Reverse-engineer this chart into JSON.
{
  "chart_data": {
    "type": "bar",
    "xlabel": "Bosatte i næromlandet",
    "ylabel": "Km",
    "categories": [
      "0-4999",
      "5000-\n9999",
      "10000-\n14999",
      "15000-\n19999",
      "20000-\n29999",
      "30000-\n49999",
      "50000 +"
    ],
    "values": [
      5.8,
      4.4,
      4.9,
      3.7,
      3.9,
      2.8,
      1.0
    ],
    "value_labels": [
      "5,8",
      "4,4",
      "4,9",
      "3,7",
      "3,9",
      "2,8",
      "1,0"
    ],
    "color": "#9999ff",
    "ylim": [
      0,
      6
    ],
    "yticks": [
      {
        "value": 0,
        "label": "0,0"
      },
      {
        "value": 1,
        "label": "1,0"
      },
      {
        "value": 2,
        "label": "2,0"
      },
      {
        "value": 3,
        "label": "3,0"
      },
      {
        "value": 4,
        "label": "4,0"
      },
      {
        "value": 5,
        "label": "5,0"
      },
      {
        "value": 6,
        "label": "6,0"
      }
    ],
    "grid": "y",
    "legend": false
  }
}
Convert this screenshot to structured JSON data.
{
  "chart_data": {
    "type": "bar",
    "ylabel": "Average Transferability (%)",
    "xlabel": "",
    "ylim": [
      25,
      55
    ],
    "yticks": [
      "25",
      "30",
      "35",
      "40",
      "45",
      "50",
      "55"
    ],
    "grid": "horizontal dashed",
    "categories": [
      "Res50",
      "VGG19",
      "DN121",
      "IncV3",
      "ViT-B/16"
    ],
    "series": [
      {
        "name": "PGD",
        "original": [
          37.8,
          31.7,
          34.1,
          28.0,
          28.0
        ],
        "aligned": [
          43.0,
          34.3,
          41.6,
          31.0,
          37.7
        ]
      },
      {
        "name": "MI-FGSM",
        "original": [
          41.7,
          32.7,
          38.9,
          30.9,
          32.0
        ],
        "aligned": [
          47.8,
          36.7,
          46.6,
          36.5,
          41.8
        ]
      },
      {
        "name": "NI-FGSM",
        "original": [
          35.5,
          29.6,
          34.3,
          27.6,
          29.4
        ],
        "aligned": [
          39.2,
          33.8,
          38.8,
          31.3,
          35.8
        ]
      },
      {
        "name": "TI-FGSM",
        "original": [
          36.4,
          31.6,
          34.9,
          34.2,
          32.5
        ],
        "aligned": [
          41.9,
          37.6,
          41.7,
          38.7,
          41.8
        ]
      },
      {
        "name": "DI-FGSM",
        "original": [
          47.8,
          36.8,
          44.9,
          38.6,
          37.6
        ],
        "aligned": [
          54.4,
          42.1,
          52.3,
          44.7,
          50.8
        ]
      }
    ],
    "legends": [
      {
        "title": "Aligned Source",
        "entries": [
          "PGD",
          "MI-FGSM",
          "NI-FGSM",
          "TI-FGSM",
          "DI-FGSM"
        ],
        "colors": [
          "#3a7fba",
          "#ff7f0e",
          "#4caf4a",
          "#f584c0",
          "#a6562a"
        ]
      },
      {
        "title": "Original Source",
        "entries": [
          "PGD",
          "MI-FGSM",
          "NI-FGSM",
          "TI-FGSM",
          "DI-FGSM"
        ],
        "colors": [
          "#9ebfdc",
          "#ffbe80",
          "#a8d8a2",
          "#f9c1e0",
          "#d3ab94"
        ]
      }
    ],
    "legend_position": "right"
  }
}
· · ·
• Work required
Quote the entire listing above exactly.

• Result of the task
Reverse-engineer this chart into JSON.
{
  "chart_data": {
    "type": "bar",
    "xlabel": "Bosatte i næromlandet",
    "ylabel": "Km",
    "categories": [
      "0-4999",
      "5000-\n9999",
      "10000-\n14999",
      "15000-\n19999",
      "20000-\n29999",
      "30000-\n49999",
      "50000 +"
    ],
    "values": [
      5.8,
      4.4,
      4.9,
      3.7,
      3.9,
      2.8,
      1.0
    ],
    "value_labels": [
      "5,8",
      "4,4",
      "4,9",
      "3,7",
      "3,9",
      "2,8",
      "1,0"
    ],
    "color": "#9999ff",
    "ylim": [
      0,
      6
    ],
    "yticks": [
      {
        "value": 0,
        "label": "0,0"
      },
      {
        "value": 1,
        "label": "1,0"
      },
      {
        "value": 2,
        "label": "2,0"
      },
      {
        "value": 3,
        "label": "3,0"
      },
      {
        "value": 4,
        "label": "4,0"
      },
      {
        "value": 5,
        "label": "5,0"
      },
      {
        "value": 6,
        "label": "6,0"
      }
    ],
    "grid": "y",
    "legend": false
  }
}
Convert this screenshot to structured JSON data.
{
  "chart_data": {
    "type": "bar",
    "ylabel": "Average Transferability (%)",
    "xlabel": "",
    "ylim": [
      25,
      55
    ],
    "yticks": [
      "25",
      "30",
      "35",
      "40",
      "45",
      "50",
      "55"
    ],
    "grid": "horizontal dashed",
    "categories": [
      "Res50",
      "VGG19",
      "DN121",
      "IncV3",
      "ViT-B/16"
    ],
    "series": [
      {
        "name": "PGD",
        "original": [
          37.8,
          31.7,
          34.1,
          28.0,
          28.0
        ],
        "aligned": [
          43.0,
          34.3,
          41.6,
          31.0,
          37.7
        ]
      },
      {
        "name": "MI-FGSM",
        "original": [
          41.7,
          32.7,
          38.9,
          30.9,
          32.0
        ],
        "aligned": [
          47.8,
          36.7,
          46.6,
          36.5,
          41.8
        ]
      },
      {
        "name": "NI-FGSM",
        "original": [
          35.5,
          29.6,
          34.3,
          27.6,
          29.4
        ],
        "aligned": [
          39.2,
          33.8,
          38.8,
          31.3,
          35.8
        ]
      },
      {
        "name": "TI-FGSM",
        "original": [
          36.4,
          31.6,
          34.9,
          34.2,
          32.5
        ],
        "aligned": [
          41.9,
          37.6,
          41.7,
          38.7,
          41.8
        ]
      },
      {
        "name": "DI-FGSM",
        "original": [
          47.8,
          36.8,
          44.9,
          38.6,
          37.6
        ],
        "aligned": [
          54.4,
          42.1,
          52.3,
          44.7,
          50.8
        ]
      }
    ],
    "legends": [
      {
        "title": "Aligned Source",
        "entries": [
          "PGD",
          "MI-FGSM",
          "NI-FGSM",
          "TI-FGSM",
          "DI-FGSM"
        ],
        "colors": [
          "#3a7fba",
          "#ff7f0e",
          "#4caf4a",
          "#f584c0",
          "#a6562a"
        ]
      },
      {
        "title": "Original Source",
        "entries": [
          "PGD",
          "MI-FGSM",
          "NI-FGSM",
          "TI-FGSM",
          "DI-FGSM"
        ],
        "colors": [
          "#9ebfdc",
          "#ffbe80",
          "#a8d8a2",
          "#f9c1e0",
          "#d3ab94"
        ]
      }
    ],
    "legend_position": "right"
  }
}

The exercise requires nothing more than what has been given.